• **Description of the task**: Reproduce the listing word for word, leaving every picture behind.
++++ Working data ++++
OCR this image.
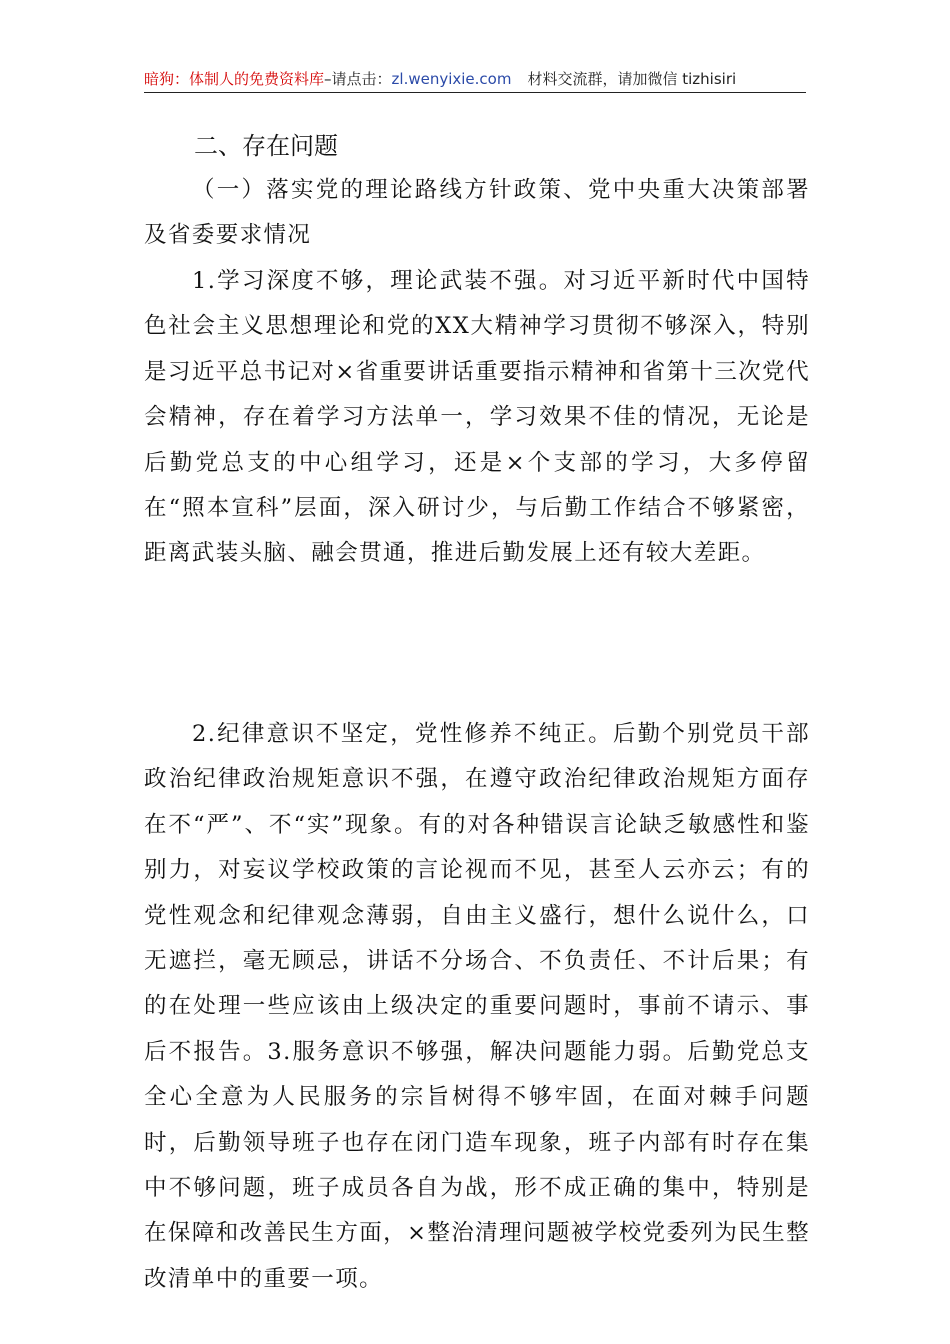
暗狗：体制人的免费资料库–请点击：zl.wenyixie.com 材料交流群，请加微信 tizhisiri
二、存在问题

（一）落实党的理论路线方针政策、党中央重大决策部署及省委要求情况

1.学习深度不够，理论武装不强。对习近平新时代中国特色社会主义思想理论和党的XX大精神学习贯彻不够深入，特别是习近平总书记对×省重要讲话重要指示精神和省第十三次党代会精神，存在着学习方法单一，学习效果不佳的情况，无论是后勤党总支的中心组学习，还是×个支部的学习，大多停留在“照本宣科”层面，深入研讨少，与后勤工作结合不够紧密，距离武装头脑、融会贯通，推进后勤发展上还有较大差距。

2.纪律意识不坚定，党性修养不纯正。后勤个别党员干部政治纪律政治规矩意识不强，在遵守政治纪律政治规矩方面存在不“严”、不“实”现象。有的对各种错误言论缺乏敏感性和鉴别力，对妄议学校政策的言论视而不见，甚至人云亦云；有的党性观念和纪律观念薄弱，自由主义盛行，想什么说什么，口无遮拦，毫无顾忌，讲话不分场合、不负责任、不计后果；有的在处理一些应该由上级决定的重要问题时，事前不请示、事后不报告。3.服务意识不够强，解决问题能力弱。后勤党总支全心全意为人民服务的宗旨树得不够牢固，在面对棘手问题时，后勤领导班子也存在闭门造车现象，班子内部有时存在集中不够问题，班子成员各自为战，形不成正确的集中，特别是在保障和改善民生方面，×整治清理问题被学校党委列为民生整改清单中的重要一项。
++++
• **Written answer**:
OCR this image.
暗狗：体制人的免费资料库–请点击：zl.wenyixie.com 材料交流群，请加微信 tizhisiri
二、存在问题

（一）落实党的理论路线方针政策、党中央重大决策部署及省委要求情况

1.学习深度不够，理论武装不强。对习近平新时代中国特色社会主义思想理论和党的XX大精神学习贯彻不够深入，特别是习近平总书记对×省重要讲话重要指示精神和省第十三次党代会精神，存在着学习方法单一，学习效果不佳的情况，无论是后勤党总支的中心组学习，还是×个支部的学习，大多停留在“照本宣科”层面，深入研讨少，与后勤工作结合不够紧密，距离武装头脑、融会贯通，推进后勤发展上还有较大差距。

2.纪律意识不坚定，党性修养不纯正。后勤个别党员干部政治纪律政治规矩意识不强，在遵守政治纪律政治规矩方面存在不“严”、不“实”现象。有的对各种错误言论缺乏敏感性和鉴别力，对妄议学校政策的言论视而不见，甚至人云亦云；有的党性观念和纪律观念薄弱，自由主义盛行，想什么说什么，口无遮拦，毫无顾忌，讲话不分场合、不负责任、不计后果；有的在处理一些应该由上级决定的重要问题时，事前不请示、事后不报告。3.服务意识不够强，解决问题能力弱。后勤党总支全心全意为人民服务的宗旨树得不够牢固，在面对棘手问题时，后勤领导班子也存在闭门造车现象，班子内部有时存在集中不够问题，班子成员各自为战，形不成正确的集中，特别是在保障和改善民生方面，×整治清理问题被学校党委列为民生整改清单中的重要一项。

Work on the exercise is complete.